* **SHORT TASK**
Give all of the lines again exactly as they read.

* **DATA EXCERPTS**
____________________

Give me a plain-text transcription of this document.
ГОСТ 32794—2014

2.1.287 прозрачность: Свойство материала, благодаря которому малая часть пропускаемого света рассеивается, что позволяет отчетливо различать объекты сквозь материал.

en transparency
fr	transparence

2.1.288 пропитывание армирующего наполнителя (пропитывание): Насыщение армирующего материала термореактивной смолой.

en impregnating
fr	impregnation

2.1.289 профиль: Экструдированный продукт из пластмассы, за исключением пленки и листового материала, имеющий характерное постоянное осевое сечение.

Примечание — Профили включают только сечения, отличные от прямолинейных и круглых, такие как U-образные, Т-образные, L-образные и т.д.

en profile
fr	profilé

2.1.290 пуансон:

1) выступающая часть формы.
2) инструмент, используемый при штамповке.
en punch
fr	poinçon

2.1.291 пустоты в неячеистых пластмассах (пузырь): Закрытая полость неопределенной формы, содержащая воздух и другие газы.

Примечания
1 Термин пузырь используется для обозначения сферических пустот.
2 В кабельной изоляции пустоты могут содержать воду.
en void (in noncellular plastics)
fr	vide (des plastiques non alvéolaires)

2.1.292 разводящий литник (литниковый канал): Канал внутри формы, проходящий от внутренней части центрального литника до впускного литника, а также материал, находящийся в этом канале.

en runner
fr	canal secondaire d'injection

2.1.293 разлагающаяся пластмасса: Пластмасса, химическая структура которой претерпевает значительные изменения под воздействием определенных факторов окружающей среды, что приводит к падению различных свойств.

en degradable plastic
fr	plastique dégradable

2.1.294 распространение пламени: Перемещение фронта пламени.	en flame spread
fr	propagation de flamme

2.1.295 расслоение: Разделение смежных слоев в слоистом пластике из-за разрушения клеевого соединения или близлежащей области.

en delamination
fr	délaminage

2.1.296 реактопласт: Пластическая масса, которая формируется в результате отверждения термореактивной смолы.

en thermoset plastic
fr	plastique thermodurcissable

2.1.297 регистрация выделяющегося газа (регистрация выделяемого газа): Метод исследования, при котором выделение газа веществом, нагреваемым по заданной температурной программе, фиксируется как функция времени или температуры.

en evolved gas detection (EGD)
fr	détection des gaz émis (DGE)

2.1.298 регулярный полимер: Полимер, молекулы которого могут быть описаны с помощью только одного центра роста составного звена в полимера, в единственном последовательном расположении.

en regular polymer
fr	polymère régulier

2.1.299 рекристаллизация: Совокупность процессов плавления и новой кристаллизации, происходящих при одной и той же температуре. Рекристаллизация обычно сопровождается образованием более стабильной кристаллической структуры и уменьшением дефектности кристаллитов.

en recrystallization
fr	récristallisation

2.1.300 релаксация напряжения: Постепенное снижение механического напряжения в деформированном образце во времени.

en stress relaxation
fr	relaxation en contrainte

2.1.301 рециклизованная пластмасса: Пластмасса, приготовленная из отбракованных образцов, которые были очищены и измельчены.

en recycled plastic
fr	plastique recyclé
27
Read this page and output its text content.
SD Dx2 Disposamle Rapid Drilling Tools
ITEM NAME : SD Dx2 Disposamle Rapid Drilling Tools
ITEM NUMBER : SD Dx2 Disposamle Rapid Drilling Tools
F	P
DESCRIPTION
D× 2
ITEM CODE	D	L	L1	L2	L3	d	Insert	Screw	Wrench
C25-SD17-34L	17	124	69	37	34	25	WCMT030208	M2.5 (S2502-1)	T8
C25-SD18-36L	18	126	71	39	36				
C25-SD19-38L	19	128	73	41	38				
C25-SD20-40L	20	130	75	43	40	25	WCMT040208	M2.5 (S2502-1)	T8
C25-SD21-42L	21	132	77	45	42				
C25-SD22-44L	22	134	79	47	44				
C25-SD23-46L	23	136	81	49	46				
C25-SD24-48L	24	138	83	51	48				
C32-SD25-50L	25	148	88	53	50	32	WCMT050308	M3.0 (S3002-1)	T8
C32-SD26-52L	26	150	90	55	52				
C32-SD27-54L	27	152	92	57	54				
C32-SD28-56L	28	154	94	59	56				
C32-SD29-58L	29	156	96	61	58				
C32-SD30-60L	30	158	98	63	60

____________________

* **RIGHT ANSWER**
Give me a plain-text transcription of this document.
ГОСТ 32794—2014

2.1.287 прозрачность: Свойство материала, благодаря которому малая часть пропускаемого света рассеивается, что позволяет отчетливо различать объекты сквозь материал.

en transparency
fr	transparence

2.1.288 пропитывание армирующего наполнителя (пропитывание): Насыщение армирующего материала термореактивной смолой.

en impregnating
fr	impregnation

2.1.289 профиль: Экструдированный продукт из пластмассы, за исключением пленки и листового материала, имеющий характерное постоянное осевое сечение.

Примечание — Профили включают только сечения, отличные от прямолинейных и круглых, такие как U-образные, Т-образные, L-образные и т.д.

en profile
fr	profilé

2.1.290 пуансон:

1) выступающая часть формы.
2) инструмент, используемый при штамповке.
en punch
fr	poinçon

2.1.291 пустоты в неячеистых пластмассах (пузырь): Закрытая полость неопределенной формы, содержащая воздух и другие газы.

Примечания
1 Термин пузырь используется для обозначения сферических пустот.
2 В кабельной изоляции пустоты могут содержать воду.
en void (in noncellular plastics)
fr	vide (des plastiques non alvéolaires)

2.1.292 разводящий литник (литниковый канал): Канал внутри формы, проходящий от внутренней части центрального литника до впускного литника, а также материал, находящийся в этом канале.

en runner
fr	canal secondaire d'injection

2.1.293 разлагающаяся пластмасса: Пластмасса, химическая структура которой претерпевает значительные изменения под воздействием определенных факторов окружающей среды, что приводит к падению различных свойств.

en degradable plastic
fr	plastique dégradable

2.1.294 распространение пламени: Перемещение фронта пламени.	en flame spread
fr	propagation de flamme

2.1.295 расслоение: Разделение смежных слоев в слоистом пластике из-за разрушения клеевого соединения или близлежащей области.

en delamination
fr	délaminage

2.1.296 реактопласт: Пластическая масса, которая формируется в результате отверждения термореактивной смолы.

en thermoset plastic
fr	plastique thermodurcissable

2.1.297 регистрация выделяющегося газа (регистрация выделяемого газа): Метод исследования, при котором выделение газа веществом, нагреваемым по заданной температурной программе, фиксируется как функция времени или температуры.

en evolved gas detection (EGD)
fr	détection des gaz émis (DGE)

2.1.298 регулярный полимер: Полимер, молекулы которого могут быть описаны с помощью только одного центра роста составного звена в полимера, в единственном последовательном расположении.

en regular polymer
fr	polymère régulier

2.1.299 рекристаллизация: Совокупность процессов плавления и новой кристаллизации, происходящих при одной и той же температуре. Рекристаллизация обычно сопровождается образованием более стабильной кристаллической структуры и уменьшением дефектности кристаллитов.

en recrystallization
fr	récristallisation

2.1.300 релаксация напряжения: Постепенное снижение механического напряжения в деформированном образце во времени.

en stress relaxation
fr	relaxation en contrainte

2.1.301 рециклизованная пластмасса: Пластмасса, приготовленная из отбракованных образцов, которые были очищены и измельчены.

en recycled plastic
fr	plastique recyclé
27
Read this page and output its text content.
SD Dx2 Disposamle Rapid Drilling Tools
ITEM NAME : SD Dx2 Disposamle Rapid Drilling Tools
ITEM NUMBER : SD Dx2 Disposamle Rapid Drilling Tools
F	P
DESCRIPTION
D× 2
ITEM CODE	D	L	L1	L2	L3	d	Insert	Screw	Wrench
C25-SD17-34L	17	124	69	37	34	25	WCMT030208	M2.5 (S2502-1)	T8
C25-SD18-36L	18	126	71	39	36				
C25-SD19-38L	19	128	73	41	38				
C25-SD20-40L	20	130	75	43	40	25	WCMT040208	M2.5 (S2502-1)	T8
C25-SD21-42L	21	132	77	45	42				
C25-SD22-44L	22	134	79	47	44				
C25-SD23-46L	23	136	81	49	46				
C25-SD24-48L	24	138	83	51	48				
C32-SD25-50L	25	148	88	53	50	32	WCMT050308	M3.0 (S3002-1)	T8
C32-SD26-52L	26	150	90	55	52				
C32-SD27-54L	27	152	92	57	54				
C32-SD28-56L	28	154	94	59	56				
C32-SD29-58L	29	156	96	61	58				
C32-SD30-60L	30	158	98	63	60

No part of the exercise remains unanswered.